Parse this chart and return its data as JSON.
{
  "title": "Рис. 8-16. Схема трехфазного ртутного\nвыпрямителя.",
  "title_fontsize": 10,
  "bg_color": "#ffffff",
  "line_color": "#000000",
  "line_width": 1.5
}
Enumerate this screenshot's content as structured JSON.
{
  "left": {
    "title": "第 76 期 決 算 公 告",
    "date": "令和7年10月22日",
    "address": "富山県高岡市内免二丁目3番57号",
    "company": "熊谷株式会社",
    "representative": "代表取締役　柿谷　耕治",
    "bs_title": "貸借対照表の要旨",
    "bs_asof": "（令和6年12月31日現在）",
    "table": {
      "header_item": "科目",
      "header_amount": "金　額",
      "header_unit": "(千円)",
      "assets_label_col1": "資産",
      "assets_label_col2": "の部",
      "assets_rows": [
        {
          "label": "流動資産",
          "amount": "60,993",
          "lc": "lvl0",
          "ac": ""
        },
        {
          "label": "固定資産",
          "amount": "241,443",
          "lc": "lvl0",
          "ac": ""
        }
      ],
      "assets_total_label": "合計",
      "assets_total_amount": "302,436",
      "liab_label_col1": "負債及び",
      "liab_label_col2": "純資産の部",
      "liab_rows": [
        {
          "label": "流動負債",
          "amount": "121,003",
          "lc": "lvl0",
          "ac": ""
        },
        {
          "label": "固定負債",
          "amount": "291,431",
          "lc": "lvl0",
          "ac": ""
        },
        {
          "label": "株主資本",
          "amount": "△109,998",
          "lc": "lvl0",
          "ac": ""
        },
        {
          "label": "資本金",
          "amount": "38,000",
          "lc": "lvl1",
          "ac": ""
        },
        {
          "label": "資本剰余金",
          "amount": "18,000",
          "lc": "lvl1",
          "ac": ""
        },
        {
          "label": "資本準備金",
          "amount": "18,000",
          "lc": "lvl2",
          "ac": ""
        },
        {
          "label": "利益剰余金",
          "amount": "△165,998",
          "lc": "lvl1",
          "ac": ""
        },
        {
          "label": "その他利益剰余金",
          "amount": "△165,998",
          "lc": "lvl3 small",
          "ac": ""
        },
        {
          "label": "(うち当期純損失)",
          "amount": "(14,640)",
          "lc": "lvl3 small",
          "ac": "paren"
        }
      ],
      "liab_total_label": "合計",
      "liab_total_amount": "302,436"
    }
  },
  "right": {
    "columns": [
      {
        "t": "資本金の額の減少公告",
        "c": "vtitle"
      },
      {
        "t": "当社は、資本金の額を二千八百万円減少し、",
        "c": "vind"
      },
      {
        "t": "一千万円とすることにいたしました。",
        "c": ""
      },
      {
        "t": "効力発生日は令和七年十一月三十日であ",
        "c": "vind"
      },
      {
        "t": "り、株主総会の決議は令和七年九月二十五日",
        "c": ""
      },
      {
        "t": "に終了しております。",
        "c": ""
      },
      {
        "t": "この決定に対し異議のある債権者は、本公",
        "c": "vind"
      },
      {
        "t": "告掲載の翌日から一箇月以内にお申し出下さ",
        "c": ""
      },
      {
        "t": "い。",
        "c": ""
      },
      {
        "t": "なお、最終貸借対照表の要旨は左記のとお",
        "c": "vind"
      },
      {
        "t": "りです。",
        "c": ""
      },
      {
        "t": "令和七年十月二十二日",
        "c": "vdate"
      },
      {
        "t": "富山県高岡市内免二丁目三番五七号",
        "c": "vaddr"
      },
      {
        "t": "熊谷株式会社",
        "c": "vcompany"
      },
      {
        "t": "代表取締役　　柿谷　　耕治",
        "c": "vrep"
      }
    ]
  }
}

- Exercise task
Quote every entry exactly.

- Full response
Parse this chart and return its data as JSON.
{
  "title": "Рис. 8-16. Схема трехфазного ртутного\nвыпрямителя.",
  "title_fontsize": 10,
  "bg_color": "#ffffff",
  "line_color": "#000000",
  "line_width": 1.5
}
Enumerate this screenshot's content as structured JSON.
{
  "left": {
    "title": "第 76 期 決 算 公 告",
    "date": "令和7年10月22日",
    "address": "富山県高岡市内免二丁目3番57号",
    "company": "熊谷株式会社",
    "representative": "代表取締役　柿谷　耕治",
    "bs_title": "貸借対照表の要旨",
    "bs_asof": "（令和6年12月31日現在）",
    "table": {
      "header_item": "科目",
      "header_amount": "金　額",
      "header_unit": "(千円)",
      "assets_label_col1": "資産",
      "assets_label_col2": "の部",
      "assets_rows": [
        {
          "label": "流動資産",
          "amount": "60,993",
          "lc": "lvl0",
          "ac": ""
        },
        {
          "label": "固定資産",
          "amount": "241,443",
          "lc": "lvl0",
          "ac": ""
        }
      ],
      "assets_total_label": "合計",
      "assets_total_amount": "302,436",
      "liab_label_col1": "負債及び",
      "liab_label_col2": "純資産の部",
      "liab_rows": [
        {
          "label": "流動負債",
          "amount": "121,003",
          "lc": "lvl0",
          "ac": ""
        },
        {
          "label": "固定負債",
          "amount": "291,431",
          "lc": "lvl0",
          "ac": ""
        },
        {
          "label": "株主資本",
          "amount": "△109,998",
          "lc": "lvl0",
          "ac": ""
        },
        {
          "label": "資本金",
          "amount": "38,000",
          "lc": "lvl1",
          "ac": ""
        },
        {
          "label": "資本剰余金",
          "amount": "18,000",
          "lc": "lvl1",
          "ac": ""
        },
        {
          "label": "資本準備金",
          "amount": "18,000",
          "lc": "lvl2",
          "ac": ""
        },
        {
          "label": "利益剰余金",
          "amount": "△165,998",
          "lc": "lvl1",
          "ac": ""
        },
        {
          "label": "その他利益剰余金",
          "amount": "△165,998",
          "lc": "lvl3 small",
          "ac": ""
        },
        {
          "label": "(うち当期純損失)",
          "amount": "(14,640)",
          "lc": "lvl3 small",
          "ac": "paren"
        }
      ],
      "liab_total_label": "合計",
      "liab_total_amount": "302,436"
    }
  },
  "right": {
    "columns": [
      {
        "t": "資本金の額の減少公告",
        "c": "vtitle"
      },
      {
        "t": "当社は、資本金の額を二千八百万円減少し、",
        "c": "vind"
      },
      {
        "t": "一千万円とすることにいたしました。",
        "c": ""
      },
      {
        "t": "効力発生日は令和七年十一月三十日であ",
        "c": "vind"
      },
      {
        "t": "り、株主総会の決議は令和七年九月二十五日",
        "c": ""
      },
      {
        "t": "に終了しております。",
        "c": ""
      },
      {
        "t": "この決定に対し異議のある債権者は、本公",
        "c": "vind"
      },
      {
        "t": "告掲載の翌日から一箇月以内にお申し出下さ",
        "c": ""
      },
      {
        "t": "い。",
        "c": ""
      },
      {
        "t": "なお、最終貸借対照表の要旨は左記のとお",
        "c": "vind"
      },
      {
        "t": "りです。",
        "c": ""
      },
      {
        "t": "令和七年十月二十二日",
        "c": "vdate"
      },
      {
        "t": "富山県高岡市内免二丁目三番五七号",
        "c": "vaddr"
      },
      {
        "t": "熊谷株式会社",
        "c": "vcompany"
      },
      {
        "t": "代表取締役　　柿谷　　耕治",
        "c": "vrep"
      }
    ]
  }
}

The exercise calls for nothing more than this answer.